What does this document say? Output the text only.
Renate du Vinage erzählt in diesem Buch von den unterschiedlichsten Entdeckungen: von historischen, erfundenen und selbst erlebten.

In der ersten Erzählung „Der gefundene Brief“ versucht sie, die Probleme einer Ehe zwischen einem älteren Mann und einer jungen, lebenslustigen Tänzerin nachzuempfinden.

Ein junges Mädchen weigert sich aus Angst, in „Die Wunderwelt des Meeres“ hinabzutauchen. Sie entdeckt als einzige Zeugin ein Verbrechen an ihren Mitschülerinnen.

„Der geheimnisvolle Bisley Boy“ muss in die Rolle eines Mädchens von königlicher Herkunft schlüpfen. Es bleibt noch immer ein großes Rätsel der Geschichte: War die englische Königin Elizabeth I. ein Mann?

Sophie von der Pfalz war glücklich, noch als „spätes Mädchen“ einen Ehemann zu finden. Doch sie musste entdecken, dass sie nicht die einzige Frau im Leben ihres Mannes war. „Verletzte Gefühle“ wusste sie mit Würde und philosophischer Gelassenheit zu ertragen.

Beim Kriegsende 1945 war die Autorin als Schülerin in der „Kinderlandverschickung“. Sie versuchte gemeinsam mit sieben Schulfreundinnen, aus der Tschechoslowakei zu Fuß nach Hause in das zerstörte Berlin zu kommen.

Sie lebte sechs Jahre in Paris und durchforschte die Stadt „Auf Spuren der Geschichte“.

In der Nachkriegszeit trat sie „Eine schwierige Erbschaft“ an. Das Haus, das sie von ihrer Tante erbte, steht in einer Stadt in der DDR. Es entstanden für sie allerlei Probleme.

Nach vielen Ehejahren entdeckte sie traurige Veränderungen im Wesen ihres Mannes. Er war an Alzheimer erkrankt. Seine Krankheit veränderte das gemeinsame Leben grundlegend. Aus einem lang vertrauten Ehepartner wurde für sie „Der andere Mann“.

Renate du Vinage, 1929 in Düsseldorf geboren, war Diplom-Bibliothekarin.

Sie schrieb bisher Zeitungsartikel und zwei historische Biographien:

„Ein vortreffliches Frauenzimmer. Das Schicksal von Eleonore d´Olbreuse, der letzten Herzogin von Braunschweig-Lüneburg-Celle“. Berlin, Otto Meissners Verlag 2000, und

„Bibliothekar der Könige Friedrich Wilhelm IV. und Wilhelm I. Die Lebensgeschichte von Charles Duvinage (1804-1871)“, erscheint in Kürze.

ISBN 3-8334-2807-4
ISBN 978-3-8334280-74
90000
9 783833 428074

******

• What is expected
Quote the whole listing above, leaving nothing out.

• Result below
What does this document say? Output the text only.
Renate du Vinage erzählt in diesem Buch von den unterschiedlichsten Entdeckungen: von historischen, erfundenen und selbst erlebten.

In der ersten Erzählung „Der gefundene Brief“ versucht sie, die Probleme einer Ehe zwischen einem älteren Mann und einer jungen, lebenslustigen Tänzerin nachzuempfinden.

Ein junges Mädchen weigert sich aus Angst, in „Die Wunderwelt des Meeres“ hinabzutauchen. Sie entdeckt als einzige Zeugin ein Verbrechen an ihren Mitschülerinnen.

„Der geheimnisvolle Bisley Boy“ muss in die Rolle eines Mädchens von königlicher Herkunft schlüpfen. Es bleibt noch immer ein großes Rätsel der Geschichte: War die englische Königin Elizabeth I. ein Mann?

Sophie von der Pfalz war glücklich, noch als „spätes Mädchen“ einen Ehemann zu finden. Doch sie musste entdecken, dass sie nicht die einzige Frau im Leben ihres Mannes war. „Verletzte Gefühle“ wusste sie mit Würde und philosophischer Gelassenheit zu ertragen.

Beim Kriegsende 1945 war die Autorin als Schülerin in der „Kinderlandverschickung“. Sie versuchte gemeinsam mit sieben Schulfreundinnen, aus der Tschechoslowakei zu Fuß nach Hause in das zerstörte Berlin zu kommen.

Sie lebte sechs Jahre in Paris und durchforschte die Stadt „Auf Spuren der Geschichte“.

In der Nachkriegszeit trat sie „Eine schwierige Erbschaft“ an. Das Haus, das sie von ihrer Tante erbte, steht in einer Stadt in der DDR. Es entstanden für sie allerlei Probleme.

Nach vielen Ehejahren entdeckte sie traurige Veränderungen im Wesen ihres Mannes. Er war an Alzheimer erkrankt. Seine Krankheit veränderte das gemeinsame Leben grundlegend. Aus einem lang vertrauten Ehepartner wurde für sie „Der andere Mann“.

Renate du Vinage, 1929 in Düsseldorf geboren, war Diplom-Bibliothekarin.

Sie schrieb bisher Zeitungsartikel und zwei historische Biographien:

„Ein vortreffliches Frauenzimmer. Das Schicksal von Eleonore d´Olbreuse, der letzten Herzogin von Braunschweig-Lüneburg-Celle“. Berlin, Otto Meissners Verlag 2000, und

„Bibliothekar der Könige Friedrich Wilhelm IV. und Wilhelm I. Die Lebensgeschichte von Charles Duvinage (1804-1871)“, erscheint in Kürze.

ISBN 3-8334-2807-4
ISBN 978-3-8334280-74
90000
9 783833 428074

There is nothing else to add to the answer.